**DATA RECORDS:**
:::

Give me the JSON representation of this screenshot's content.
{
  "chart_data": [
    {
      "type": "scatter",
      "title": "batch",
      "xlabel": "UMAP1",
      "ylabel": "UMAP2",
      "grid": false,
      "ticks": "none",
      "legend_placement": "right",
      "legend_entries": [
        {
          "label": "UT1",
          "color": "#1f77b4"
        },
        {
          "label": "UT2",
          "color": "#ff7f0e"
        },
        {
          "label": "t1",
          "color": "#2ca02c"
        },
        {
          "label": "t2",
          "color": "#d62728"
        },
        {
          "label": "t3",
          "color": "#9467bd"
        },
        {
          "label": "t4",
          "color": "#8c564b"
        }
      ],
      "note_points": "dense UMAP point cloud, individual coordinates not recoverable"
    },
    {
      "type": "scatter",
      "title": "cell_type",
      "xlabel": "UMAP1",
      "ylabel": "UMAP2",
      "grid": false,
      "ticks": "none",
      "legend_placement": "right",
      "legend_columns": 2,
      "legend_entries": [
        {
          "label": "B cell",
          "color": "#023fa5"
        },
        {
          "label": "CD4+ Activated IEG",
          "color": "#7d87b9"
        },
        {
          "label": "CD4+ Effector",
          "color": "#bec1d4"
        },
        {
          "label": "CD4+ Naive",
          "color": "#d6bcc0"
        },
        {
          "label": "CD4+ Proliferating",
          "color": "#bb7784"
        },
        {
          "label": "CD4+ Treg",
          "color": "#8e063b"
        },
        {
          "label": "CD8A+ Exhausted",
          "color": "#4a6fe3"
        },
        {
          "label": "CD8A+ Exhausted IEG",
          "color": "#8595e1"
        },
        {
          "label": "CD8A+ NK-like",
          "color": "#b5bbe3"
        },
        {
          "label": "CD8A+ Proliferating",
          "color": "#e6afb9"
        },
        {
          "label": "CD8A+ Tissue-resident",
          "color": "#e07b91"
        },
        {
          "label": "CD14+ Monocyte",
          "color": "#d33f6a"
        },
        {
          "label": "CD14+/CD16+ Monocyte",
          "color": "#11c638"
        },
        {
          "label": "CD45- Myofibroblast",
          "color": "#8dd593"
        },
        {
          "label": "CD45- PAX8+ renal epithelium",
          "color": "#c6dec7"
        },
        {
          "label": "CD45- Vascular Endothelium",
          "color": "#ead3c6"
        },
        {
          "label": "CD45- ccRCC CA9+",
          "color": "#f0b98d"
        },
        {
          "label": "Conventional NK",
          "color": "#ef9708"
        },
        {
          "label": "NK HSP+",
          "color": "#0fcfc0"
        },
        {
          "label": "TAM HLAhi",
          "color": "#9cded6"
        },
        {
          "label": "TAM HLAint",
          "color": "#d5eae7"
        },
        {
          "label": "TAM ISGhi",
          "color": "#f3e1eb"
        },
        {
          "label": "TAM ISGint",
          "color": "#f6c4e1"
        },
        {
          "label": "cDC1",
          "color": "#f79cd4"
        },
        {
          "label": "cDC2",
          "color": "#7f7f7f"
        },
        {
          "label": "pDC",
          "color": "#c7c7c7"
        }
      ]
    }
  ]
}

:::

**INSTRUCTION:**
Every entry should be printed again exactly as it stands.

**OUTPUT:**
Give me the JSON representation of this screenshot's content.
{
  "chart_data": [
    {
      "type": "scatter",
      "title": "batch",
      "xlabel": "UMAP1",
      "ylabel": "UMAP2",
      "grid": false,
      "ticks": "none",
      "legend_placement": "right",
      "legend_entries": [
        {
          "label": "UT1",
          "color": "#1f77b4"
        },
        {
          "label": "UT2",
          "color": "#ff7f0e"
        },
        {
          "label": "t1",
          "color": "#2ca02c"
        },
        {
          "label": "t2",
          "color": "#d62728"
        },
        {
          "label": "t3",
          "color": "#9467bd"
        },
        {
          "label": "t4",
          "color": "#8c564b"
        }
      ],
      "note_points": "dense UMAP point cloud, individual coordinates not recoverable"
    },
    {
      "type": "scatter",
      "title": "cell_type",
      "xlabel": "UMAP1",
      "ylabel": "UMAP2",
      "grid": false,
      "ticks": "none",
      "legend_placement": "right",
      "legend_columns": 2,
      "legend_entries": [
        {
          "label": "B cell",
          "color": "#023fa5"
        },
        {
          "label": "CD4+ Activated IEG",
          "color": "#7d87b9"
        },
        {
          "label": "CD4+ Effector",
          "color": "#bec1d4"
        },
        {
          "label": "CD4+ Naive",
          "color": "#d6bcc0"
        },
        {
          "label": "CD4+ Proliferating",
          "color": "#bb7784"
        },
        {
          "label": "CD4+ Treg",
          "color": "#8e063b"
        },
        {
          "label": "CD8A+ Exhausted",
          "color": "#4a6fe3"
        },
        {
          "label": "CD8A+ Exhausted IEG",
          "color": "#8595e1"
        },
        {
          "label": "CD8A+ NK-like",
          "color": "#b5bbe3"
        },
        {
          "label": "CD8A+ Proliferating",
          "color": "#e6afb9"
        },
        {
          "label": "CD8A+ Tissue-resident",
          "color": "#e07b91"
        },
        {
          "label": "CD14+ Monocyte",
          "color": "#d33f6a"
        },
        {
          "label": "CD14+/CD16+ Monocyte",
          "color": "#11c638"
        },
        {
          "label": "CD45- Myofibroblast",
          "color": "#8dd593"
        },
        {
          "label": "CD45- PAX8+ renal epithelium",
          "color": "#c6dec7"
        },
        {
          "label": "CD45- Vascular Endothelium",
          "color": "#ead3c6"
        },
        {
          "label": "CD45- ccRCC CA9+",
          "color": "#f0b98d"
        },
        {
          "label": "Conventional NK",
          "color": "#ef9708"
        },
        {
          "label": "NK HSP+",
          "color": "#0fcfc0"
        },
        {
          "label": "TAM HLAhi",
          "color": "#9cded6"
        },
        {
          "label": "TAM HLAint",
          "color": "#d5eae7"
        },
        {
          "label": "TAM ISGhi",
          "color": "#f3e1eb"
        },
        {
          "label": "TAM ISGint",
          "color": "#f6c4e1"
        },
        {
          "label": "cDC1",
          "color": "#f79cd4"
        },
        {
          "label": "cDC2",
          "color": "#7f7f7f"
        },
        {
          "label": "pDC",
          "color": "#c7c7c7"
        }
      ]
    }
  ]
}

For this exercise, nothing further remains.